Task to carry out
Output the lines that follow exactly as they are.
====== Recorded data
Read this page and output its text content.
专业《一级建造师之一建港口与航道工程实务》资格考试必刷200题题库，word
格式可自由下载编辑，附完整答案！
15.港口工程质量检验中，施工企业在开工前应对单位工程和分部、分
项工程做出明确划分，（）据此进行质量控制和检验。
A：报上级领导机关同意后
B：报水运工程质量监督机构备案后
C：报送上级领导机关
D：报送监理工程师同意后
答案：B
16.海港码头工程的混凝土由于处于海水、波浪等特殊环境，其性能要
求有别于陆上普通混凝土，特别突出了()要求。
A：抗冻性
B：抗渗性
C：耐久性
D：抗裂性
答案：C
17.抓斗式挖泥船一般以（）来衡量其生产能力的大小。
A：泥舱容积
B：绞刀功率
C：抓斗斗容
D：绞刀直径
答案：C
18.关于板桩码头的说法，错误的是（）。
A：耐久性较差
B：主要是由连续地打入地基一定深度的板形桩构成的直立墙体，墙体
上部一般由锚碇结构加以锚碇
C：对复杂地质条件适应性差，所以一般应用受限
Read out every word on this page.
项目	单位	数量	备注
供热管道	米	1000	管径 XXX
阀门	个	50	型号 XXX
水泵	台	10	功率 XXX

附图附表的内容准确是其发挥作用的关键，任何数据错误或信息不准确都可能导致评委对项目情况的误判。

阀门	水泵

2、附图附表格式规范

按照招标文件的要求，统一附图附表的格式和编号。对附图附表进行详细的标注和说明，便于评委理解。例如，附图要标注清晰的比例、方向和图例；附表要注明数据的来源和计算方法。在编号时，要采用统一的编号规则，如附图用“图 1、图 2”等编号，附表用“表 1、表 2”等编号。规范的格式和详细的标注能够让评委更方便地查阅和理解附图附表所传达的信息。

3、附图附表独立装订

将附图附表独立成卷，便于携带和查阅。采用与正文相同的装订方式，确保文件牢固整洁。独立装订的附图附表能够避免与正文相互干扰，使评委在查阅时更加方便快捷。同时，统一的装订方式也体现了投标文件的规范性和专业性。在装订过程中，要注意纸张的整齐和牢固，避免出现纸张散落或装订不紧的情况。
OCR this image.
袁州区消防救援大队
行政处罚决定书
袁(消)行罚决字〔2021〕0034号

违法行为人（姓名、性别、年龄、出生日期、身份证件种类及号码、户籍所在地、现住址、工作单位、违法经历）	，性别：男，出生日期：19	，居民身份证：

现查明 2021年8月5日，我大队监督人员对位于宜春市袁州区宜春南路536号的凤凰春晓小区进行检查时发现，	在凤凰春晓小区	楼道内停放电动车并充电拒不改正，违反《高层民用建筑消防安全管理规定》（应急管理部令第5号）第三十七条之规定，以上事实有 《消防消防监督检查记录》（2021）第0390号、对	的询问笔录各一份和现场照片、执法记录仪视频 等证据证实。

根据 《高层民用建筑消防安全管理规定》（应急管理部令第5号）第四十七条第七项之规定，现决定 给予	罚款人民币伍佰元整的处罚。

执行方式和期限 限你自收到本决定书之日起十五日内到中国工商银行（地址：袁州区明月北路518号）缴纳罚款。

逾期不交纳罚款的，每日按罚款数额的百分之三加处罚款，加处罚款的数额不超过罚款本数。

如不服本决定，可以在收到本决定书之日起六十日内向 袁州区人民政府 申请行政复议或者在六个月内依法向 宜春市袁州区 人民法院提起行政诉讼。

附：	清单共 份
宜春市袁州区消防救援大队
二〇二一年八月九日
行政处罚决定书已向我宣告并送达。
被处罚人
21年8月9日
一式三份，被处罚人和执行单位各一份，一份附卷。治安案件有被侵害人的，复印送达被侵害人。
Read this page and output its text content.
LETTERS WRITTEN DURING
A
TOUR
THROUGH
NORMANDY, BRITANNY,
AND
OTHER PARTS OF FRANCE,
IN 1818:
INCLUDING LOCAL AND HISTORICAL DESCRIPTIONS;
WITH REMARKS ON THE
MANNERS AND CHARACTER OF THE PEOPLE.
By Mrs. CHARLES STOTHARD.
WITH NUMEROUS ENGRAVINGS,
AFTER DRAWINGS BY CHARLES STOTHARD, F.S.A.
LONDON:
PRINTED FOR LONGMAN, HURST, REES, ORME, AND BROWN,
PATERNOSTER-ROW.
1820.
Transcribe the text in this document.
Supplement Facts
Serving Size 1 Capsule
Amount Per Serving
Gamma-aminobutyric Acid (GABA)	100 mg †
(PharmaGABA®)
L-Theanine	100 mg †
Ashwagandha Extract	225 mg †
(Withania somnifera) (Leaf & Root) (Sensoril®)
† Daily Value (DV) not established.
============
Written answer
Read this page and output its text content.
专业《一级建造师之一建港口与航道工程实务》资格考试必刷200题题库，word
格式可自由下载编辑，附完整答案！
15.港口工程质量检验中，施工企业在开工前应对单位工程和分部、分
项工程做出明确划分，（）据此进行质量控制和检验。
A：报上级领导机关同意后
B：报水运工程质量监督机构备案后
C：报送上级领导机关
D：报送监理工程师同意后
答案：B
16.海港码头工程的混凝土由于处于海水、波浪等特殊环境，其性能要
求有别于陆上普通混凝土，特别突出了()要求。
A：抗冻性
B：抗渗性
C：耐久性
D：抗裂性
答案：C
17.抓斗式挖泥船一般以（）来衡量其生产能力的大小。
A：泥舱容积
B：绞刀功率
C：抓斗斗容
D：绞刀直径
答案：C
18.关于板桩码头的说法，错误的是（）。
A：耐久性较差
B：主要是由连续地打入地基一定深度的板形桩构成的直立墙体，墙体
上部一般由锚碇结构加以锚碇
C：对复杂地质条件适应性差，所以一般应用受限
Read out every word on this page.
项目	单位	数量	备注
供热管道	米	1000	管径 XXX
阀门	个	50	型号 XXX
水泵	台	10	功率 XXX

附图附表的内容准确是其发挥作用的关键，任何数据错误或信息不准确都可能导致评委对项目情况的误判。

阀门	水泵

2、附图附表格式规范

按照招标文件的要求，统一附图附表的格式和编号。对附图附表进行详细的标注和说明，便于评委理解。例如，附图要标注清晰的比例、方向和图例；附表要注明数据的来源和计算方法。在编号时，要采用统一的编号规则，如附图用“图 1、图 2”等编号，附表用“表 1、表 2”等编号。规范的格式和详细的标注能够让评委更方便地查阅和理解附图附表所传达的信息。

3、附图附表独立装订

将附图附表独立成卷，便于携带和查阅。采用与正文相同的装订方式，确保文件牢固整洁。独立装订的附图附表能够避免与正文相互干扰，使评委在查阅时更加方便快捷。同时，统一的装订方式也体现了投标文件的规范性和专业性。在装订过程中，要注意纸张的整齐和牢固，避免出现纸张散落或装订不紧的情况。
OCR this image.
袁州区消防救援大队
行政处罚决定书
袁(消)行罚决字〔2021〕0034号

违法行为人（姓名、性别、年龄、出生日期、身份证件种类及号码、户籍所在地、现住址、工作单位、违法经历）	，性别：男，出生日期：19	，居民身份证：

现查明 2021年8月5日，我大队监督人员对位于宜春市袁州区宜春南路536号的凤凰春晓小区进行检查时发现，	在凤凰春晓小区	楼道内停放电动车并充电拒不改正，违反《高层民用建筑消防安全管理规定》（应急管理部令第5号）第三十七条之规定，以上事实有 《消防消防监督检查记录》（2021）第0390号、对	的询问笔录各一份和现场照片、执法记录仪视频 等证据证实。

根据 《高层民用建筑消防安全管理规定》（应急管理部令第5号）第四十七条第七项之规定，现决定 给予	罚款人民币伍佰元整的处罚。

执行方式和期限 限你自收到本决定书之日起十五日内到中国工商银行（地址：袁州区明月北路518号）缴纳罚款。

逾期不交纳罚款的，每日按罚款数额的百分之三加处罚款，加处罚款的数额不超过罚款本数。

如不服本决定，可以在收到本决定书之日起六十日内向 袁州区人民政府 申请行政复议或者在六个月内依法向 宜春市袁州区 人民法院提起行政诉讼。

附：	清单共 份
宜春市袁州区消防救援大队
二〇二一年八月九日
行政处罚决定书已向我宣告并送达。
被处罚人
21年8月9日
一式三份，被处罚人和执行单位各一份，一份附卷。治安案件有被侵害人的，复印送达被侵害人。
Read this page and output its text content.
LETTERS WRITTEN DURING
A
TOUR
THROUGH
NORMANDY, BRITANNY,
AND
OTHER PARTS OF FRANCE,
IN 1818:
INCLUDING LOCAL AND HISTORICAL DESCRIPTIONS;
WITH REMARKS ON THE
MANNERS AND CHARACTER OF THE PEOPLE.
By Mrs. CHARLES STOTHARD.
WITH NUMEROUS ENGRAVINGS,
AFTER DRAWINGS BY CHARLES STOTHARD, F.S.A.
LONDON:
PRINTED FOR LONGMAN, HURST, REES, ORME, AND BROWN,
PATERNOSTER-ROW.
1820.
Transcribe the text in this document.
Supplement Facts
Serving Size 1 Capsule
Amount Per Serving
Gamma-aminobutyric Acid (GABA)	100 mg †
(PharmaGABA®)
L-Theanine	100 mg †
Ashwagandha Extract	225 mg †
(Withania somnifera) (Leaf & Root) (Sensoril®)
† Daily Value (DV) not established.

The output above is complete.